Do this:
Each record below should appear again exactly as written.

━━━━━━

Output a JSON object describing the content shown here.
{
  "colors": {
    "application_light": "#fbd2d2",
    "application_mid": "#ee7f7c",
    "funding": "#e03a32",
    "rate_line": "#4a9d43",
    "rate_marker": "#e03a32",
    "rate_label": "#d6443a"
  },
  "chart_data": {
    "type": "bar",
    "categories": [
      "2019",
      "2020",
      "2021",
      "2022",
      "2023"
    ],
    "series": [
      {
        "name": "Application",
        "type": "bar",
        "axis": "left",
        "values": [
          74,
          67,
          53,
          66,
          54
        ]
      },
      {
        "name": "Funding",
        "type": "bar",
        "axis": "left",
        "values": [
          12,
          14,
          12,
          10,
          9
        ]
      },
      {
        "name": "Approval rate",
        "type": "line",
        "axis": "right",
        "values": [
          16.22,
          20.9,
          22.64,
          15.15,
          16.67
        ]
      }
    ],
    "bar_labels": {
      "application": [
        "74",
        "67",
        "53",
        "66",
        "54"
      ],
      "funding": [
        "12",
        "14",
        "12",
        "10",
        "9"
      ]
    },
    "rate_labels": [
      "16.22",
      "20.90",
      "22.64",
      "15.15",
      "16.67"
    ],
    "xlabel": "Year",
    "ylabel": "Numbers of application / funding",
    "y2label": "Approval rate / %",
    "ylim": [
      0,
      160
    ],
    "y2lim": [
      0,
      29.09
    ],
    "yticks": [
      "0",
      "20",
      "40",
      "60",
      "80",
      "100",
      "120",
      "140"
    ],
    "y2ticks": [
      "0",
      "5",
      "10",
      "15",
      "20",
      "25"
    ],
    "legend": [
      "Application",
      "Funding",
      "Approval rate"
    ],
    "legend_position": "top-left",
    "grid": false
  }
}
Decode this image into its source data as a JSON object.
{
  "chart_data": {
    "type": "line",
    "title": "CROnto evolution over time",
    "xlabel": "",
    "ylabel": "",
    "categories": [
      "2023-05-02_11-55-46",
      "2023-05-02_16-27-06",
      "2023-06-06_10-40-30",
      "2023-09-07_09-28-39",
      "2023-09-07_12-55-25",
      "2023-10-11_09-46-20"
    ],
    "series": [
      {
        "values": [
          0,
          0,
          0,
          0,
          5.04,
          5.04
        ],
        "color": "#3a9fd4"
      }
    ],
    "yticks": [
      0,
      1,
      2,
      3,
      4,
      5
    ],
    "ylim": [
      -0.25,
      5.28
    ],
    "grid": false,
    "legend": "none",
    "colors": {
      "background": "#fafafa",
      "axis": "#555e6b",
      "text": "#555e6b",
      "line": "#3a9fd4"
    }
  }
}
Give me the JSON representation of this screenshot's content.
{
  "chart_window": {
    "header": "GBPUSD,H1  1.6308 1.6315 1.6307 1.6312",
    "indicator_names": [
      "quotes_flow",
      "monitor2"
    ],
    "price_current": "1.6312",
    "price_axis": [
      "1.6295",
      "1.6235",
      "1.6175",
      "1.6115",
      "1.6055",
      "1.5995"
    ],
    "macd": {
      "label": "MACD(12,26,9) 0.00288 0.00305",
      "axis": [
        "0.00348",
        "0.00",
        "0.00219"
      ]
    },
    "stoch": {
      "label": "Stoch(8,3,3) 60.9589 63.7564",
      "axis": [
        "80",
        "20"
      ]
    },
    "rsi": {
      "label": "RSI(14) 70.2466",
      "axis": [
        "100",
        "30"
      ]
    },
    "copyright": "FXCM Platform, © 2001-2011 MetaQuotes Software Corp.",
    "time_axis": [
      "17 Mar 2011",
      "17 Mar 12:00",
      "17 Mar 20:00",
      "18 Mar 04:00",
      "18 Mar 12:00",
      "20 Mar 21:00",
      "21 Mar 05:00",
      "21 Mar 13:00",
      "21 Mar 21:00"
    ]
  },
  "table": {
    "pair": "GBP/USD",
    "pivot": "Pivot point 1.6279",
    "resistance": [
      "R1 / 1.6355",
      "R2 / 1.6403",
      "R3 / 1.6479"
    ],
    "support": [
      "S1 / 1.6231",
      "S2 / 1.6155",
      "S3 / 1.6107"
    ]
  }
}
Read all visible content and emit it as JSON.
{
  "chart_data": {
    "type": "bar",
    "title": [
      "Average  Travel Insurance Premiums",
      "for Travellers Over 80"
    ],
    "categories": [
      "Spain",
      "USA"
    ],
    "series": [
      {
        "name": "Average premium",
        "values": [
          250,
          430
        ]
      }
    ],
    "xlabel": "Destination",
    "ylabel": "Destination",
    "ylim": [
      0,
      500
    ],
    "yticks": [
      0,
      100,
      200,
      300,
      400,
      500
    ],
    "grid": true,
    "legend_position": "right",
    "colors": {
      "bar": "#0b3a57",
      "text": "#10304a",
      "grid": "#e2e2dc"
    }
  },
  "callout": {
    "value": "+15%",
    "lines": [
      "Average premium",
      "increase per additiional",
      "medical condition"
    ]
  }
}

━━━━━━

Output for this exercise:
Output a JSON object describing the content shown here.
{
  "colors": {
    "application_light": "#fbd2d2",
    "application_mid": "#ee7f7c",
    "funding": "#e03a32",
    "rate_line": "#4a9d43",
    "rate_marker": "#e03a32",
    "rate_label": "#d6443a"
  },
  "chart_data": {
    "type": "bar",
    "categories": [
      "2019",
      "2020",
      "2021",
      "2022",
      "2023"
    ],
    "series": [
      {
        "name": "Application",
        "type": "bar",
        "axis": "left",
        "values": [
          74,
          67,
          53,
          66,
          54
        ]
      },
      {
        "name": "Funding",
        "type": "bar",
        "axis": "left",
        "values": [
          12,
          14,
          12,
          10,
          9
        ]
      },
      {
        "name": "Approval rate",
        "type": "line",
        "axis": "right",
        "values": [
          16.22,
          20.9,
          22.64,
          15.15,
          16.67
        ]
      }
    ],
    "bar_labels": {
      "application": [
        "74",
        "67",
        "53",
        "66",
        "54"
      ],
      "funding": [
        "12",
        "14",
        "12",
        "10",
        "9"
      ]
    },
    "rate_labels": [
      "16.22",
      "20.90",
      "22.64",
      "15.15",
      "16.67"
    ],
    "xlabel": "Year",
    "ylabel": "Numbers of application / funding",
    "y2label": "Approval rate / %",
    "ylim": [
      0,
      160
    ],
    "y2lim": [
      0,
      29.09
    ],
    "yticks": [
      "0",
      "20",
      "40",
      "60",
      "80",
      "100",
      "120",
      "140"
    ],
    "y2ticks": [
      "0",
      "5",
      "10",
      "15",
      "20",
      "25"
    ],
    "legend": [
      "Application",
      "Funding",
      "Approval rate"
    ],
    "legend_position": "top-left",
    "grid": false
  }
}
Decode this image into its source data as a JSON object.
{
  "chart_data": {
    "type": "line",
    "title": "CROnto evolution over time",
    "xlabel": "",
    "ylabel": "",
    "categories": [
      "2023-05-02_11-55-46",
      "2023-05-02_16-27-06",
      "2023-06-06_10-40-30",
      "2023-09-07_09-28-39",
      "2023-09-07_12-55-25",
      "2023-10-11_09-46-20"
    ],
    "series": [
      {
        "values": [
          0,
          0,
          0,
          0,
          5.04,
          5.04
        ],
        "color": "#3a9fd4"
      }
    ],
    "yticks": [
      0,
      1,
      2,
      3,
      4,
      5
    ],
    "ylim": [
      -0.25,
      5.28
    ],
    "grid": false,
    "legend": "none",
    "colors": {
      "background": "#fafafa",
      "axis": "#555e6b",
      "text": "#555e6b",
      "line": "#3a9fd4"
    }
  }
}
Give me the JSON representation of this screenshot's content.
{
  "chart_window": {
    "header": "GBPUSD,H1  1.6308 1.6315 1.6307 1.6312",
    "indicator_names": [
      "quotes_flow",
      "monitor2"
    ],
    "price_current": "1.6312",
    "price_axis": [
      "1.6295",
      "1.6235",
      "1.6175",
      "1.6115",
      "1.6055",
      "1.5995"
    ],
    "macd": {
      "label": "MACD(12,26,9) 0.00288 0.00305",
      "axis": [
        "0.00348",
        "0.00",
        "0.00219"
      ]
    },
    "stoch": {
      "label": "Stoch(8,3,3) 60.9589 63.7564",
      "axis": [
        "80",
        "20"
      ]
    },
    "rsi": {
      "label": "RSI(14) 70.2466",
      "axis": [
        "100",
        "30"
      ]
    },
    "copyright": "FXCM Platform, © 2001-2011 MetaQuotes Software Corp.",
    "time_axis": [
      "17 Mar 2011",
      "17 Mar 12:00",
      "17 Mar 20:00",
      "18 Mar 04:00",
      "18 Mar 12:00",
      "20 Mar 21:00",
      "21 Mar 05:00",
      "21 Mar 13:00",
      "21 Mar 21:00"
    ]
  },
  "table": {
    "pair": "GBP/USD",
    "pivot": "Pivot point 1.6279",
    "resistance": [
      "R1 / 1.6355",
      "R2 / 1.6403",
      "R3 / 1.6479"
    ],
    "support": [
      "S1 / 1.6231",
      "S2 / 1.6155",
      "S3 / 1.6107"
    ]
  }
}
Read all visible content and emit it as JSON.
{
  "chart_data": {
    "type": "bar",
    "title": [
      "Average  Travel Insurance Premiums",
      "for Travellers Over 80"
    ],
    "categories": [
      "Spain",
      "USA"
    ],
    "series": [
      {
        "name": "Average premium",
        "values": [
          250,
          430
        ]
      }
    ],
    "xlabel": "Destination",
    "ylabel": "Destination",
    "ylim": [
      0,
      500
    ],
    "yticks": [
      0,
      100,
      200,
      300,
      400,
      500
    ],
    "grid": true,
    "legend_position": "right",
    "colors": {
      "bar": "#0b3a57",
      "text": "#10304a",
      "grid": "#e2e2dc"
    }
  },
  "callout": {
    "value": "+15%",
    "lines": [
      "Average premium",
      "increase per additiional",
      "medical condition"
    ]
  }
}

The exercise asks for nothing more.